■ **Given exercise**:
Restate every entry word for word.

----- Supplied records -----

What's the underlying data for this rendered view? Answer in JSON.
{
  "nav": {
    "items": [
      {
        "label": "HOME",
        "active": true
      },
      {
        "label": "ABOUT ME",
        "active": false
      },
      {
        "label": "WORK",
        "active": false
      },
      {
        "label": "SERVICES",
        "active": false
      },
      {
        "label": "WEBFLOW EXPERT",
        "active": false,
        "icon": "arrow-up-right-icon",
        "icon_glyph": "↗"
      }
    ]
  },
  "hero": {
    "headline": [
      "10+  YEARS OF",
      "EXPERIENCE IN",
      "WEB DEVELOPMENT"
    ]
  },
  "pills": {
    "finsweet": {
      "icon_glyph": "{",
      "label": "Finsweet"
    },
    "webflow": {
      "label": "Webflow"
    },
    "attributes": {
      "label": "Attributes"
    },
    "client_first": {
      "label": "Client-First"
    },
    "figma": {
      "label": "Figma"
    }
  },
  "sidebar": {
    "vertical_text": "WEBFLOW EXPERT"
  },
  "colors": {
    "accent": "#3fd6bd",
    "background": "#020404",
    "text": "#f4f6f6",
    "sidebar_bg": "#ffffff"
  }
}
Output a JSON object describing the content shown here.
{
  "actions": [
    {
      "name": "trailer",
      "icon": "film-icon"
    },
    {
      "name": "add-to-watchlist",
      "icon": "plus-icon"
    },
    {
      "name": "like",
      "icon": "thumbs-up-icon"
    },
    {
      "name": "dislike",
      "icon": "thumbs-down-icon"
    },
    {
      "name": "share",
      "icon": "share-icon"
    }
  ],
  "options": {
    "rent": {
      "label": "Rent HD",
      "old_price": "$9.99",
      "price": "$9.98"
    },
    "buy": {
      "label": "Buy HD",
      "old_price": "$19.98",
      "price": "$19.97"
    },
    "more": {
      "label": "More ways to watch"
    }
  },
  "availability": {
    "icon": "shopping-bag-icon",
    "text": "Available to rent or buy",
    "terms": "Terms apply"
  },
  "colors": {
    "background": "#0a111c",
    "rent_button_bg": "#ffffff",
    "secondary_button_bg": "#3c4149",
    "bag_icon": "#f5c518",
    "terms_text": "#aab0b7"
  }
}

-----

■ **Result below**:
What's the underlying data for this rendered view? Answer in JSON.
{
  "nav": {
    "items": [
      {
        "label": "HOME",
        "active": true
      },
      {
        "label": "ABOUT ME",
        "active": false
      },
      {
        "label": "WORK",
        "active": false
      },
      {
        "label": "SERVICES",
        "active": false
      },
      {
        "label": "WEBFLOW EXPERT",
        "active": false,
        "icon": "arrow-up-right-icon",
        "icon_glyph": "↗"
      }
    ]
  },
  "hero": {
    "headline": [
      "10+  YEARS OF",
      "EXPERIENCE IN",
      "WEB DEVELOPMENT"
    ]
  },
  "pills": {
    "finsweet": {
      "icon_glyph": "{",
      "label": "Finsweet"
    },
    "webflow": {
      "label": "Webflow"
    },
    "attributes": {
      "label": "Attributes"
    },
    "client_first": {
      "label": "Client-First"
    },
    "figma": {
      "label": "Figma"
    }
  },
  "sidebar": {
    "vertical_text": "WEBFLOW EXPERT"
  },
  "colors": {
    "accent": "#3fd6bd",
    "background": "#020404",
    "text": "#f4f6f6",
    "sidebar_bg": "#ffffff"
  }
}
Output a JSON object describing the content shown here.
{
  "actions": [
    {
      "name": "trailer",
      "icon": "film-icon"
    },
    {
      "name": "add-to-watchlist",
      "icon": "plus-icon"
    },
    {
      "name": "like",
      "icon": "thumbs-up-icon"
    },
    {
      "name": "dislike",
      "icon": "thumbs-down-icon"
    },
    {
      "name": "share",
      "icon": "share-icon"
    }
  ],
  "options": {
    "rent": {
      "label": "Rent HD",
      "old_price": "$9.99",
      "price": "$9.98"
    },
    "buy": {
      "label": "Buy HD",
      "old_price": "$19.98",
      "price": "$19.97"
    },
    "more": {
      "label": "More ways to watch"
    }
  },
  "availability": {
    "icon": "shopping-bag-icon",
    "text": "Available to rent or buy",
    "terms": "Terms apply"
  },
  "colors": {
    "background": "#0a111c",
    "rent_button_bg": "#ffffff",
    "secondary_button_bg": "#3c4149",
    "bag_icon": "#f5c518",
    "terms_text": "#aab0b7"
  }
}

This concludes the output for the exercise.